## EXERCISE DIRECTIONS
Write out the material exactly, leaving every picture behind.

Collected data entries
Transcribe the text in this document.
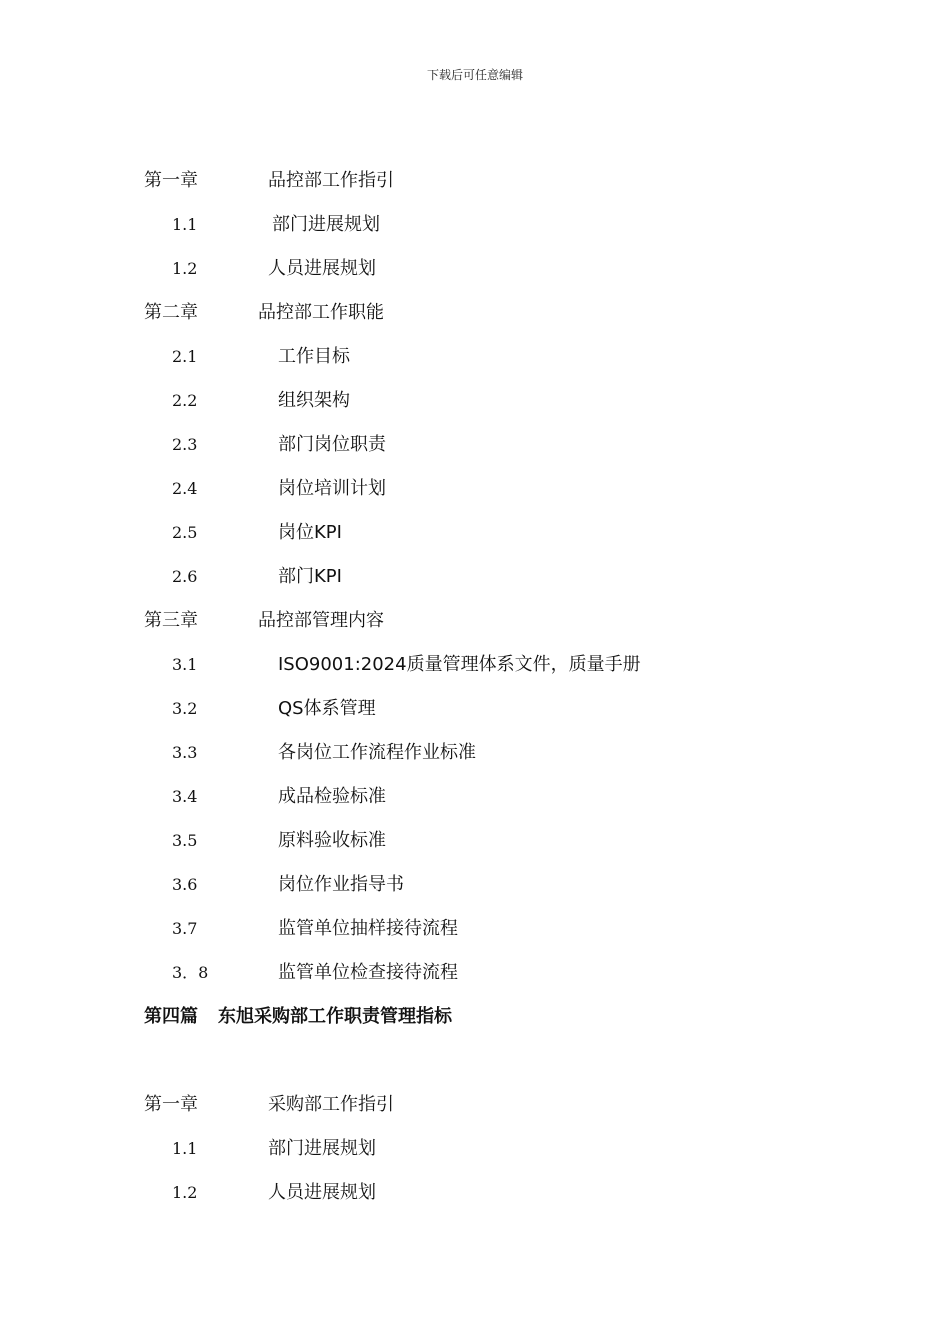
下载后可任意编辑
第一章	品控部工作指引
1.1	部门进展规划
1.2	人员进展规划
第二章	品控部工作职能
2.1	工作目标
2.2	组织架构
2.3	部门岗位职责
2.4	岗位培训计划
2.5	岗位KPI
2.6	部门KPI
第三章	品控部管理内容
3.1	ISO9001:2024质量管理体系文件，质量手册
3.2	QS体系管理
3.3	各岗位工作流程作业标准
3.4	成品检验标准
3.5	原料验收标准
3.6	岗位作业指导书
3.7	监管单位抽样接待流程
3．8	监管单位检查接待流程
第四篇 东旭采购部工作职责管理指标
第一章	采购部工作指引
1.1	部门进展规划
1.2	人员进展规划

## SOLUTION TO THIS TASK
Transcribe the text in this document.
下载后可任意编辑
第一章	品控部工作指引
1.1	部门进展规划
1.2	人员进展规划
第二章	品控部工作职能
2.1	工作目标
2.2	组织架构
2.3	部门岗位职责
2.4	岗位培训计划
2.5	岗位KPI
2.6	部门KPI
第三章	品控部管理内容
3.1	ISO9001:2024质量管理体系文件，质量手册
3.2	QS体系管理
3.3	各岗位工作流程作业标准
3.4	成品检验标准
3.5	原料验收标准
3.6	岗位作业指导书
3.7	监管单位抽样接待流程
3．8	监管单位检查接待流程
第四篇 东旭采购部工作职责管理指标
第一章	采购部工作指引
1.1	部门进展规划
1.2	人员进展规划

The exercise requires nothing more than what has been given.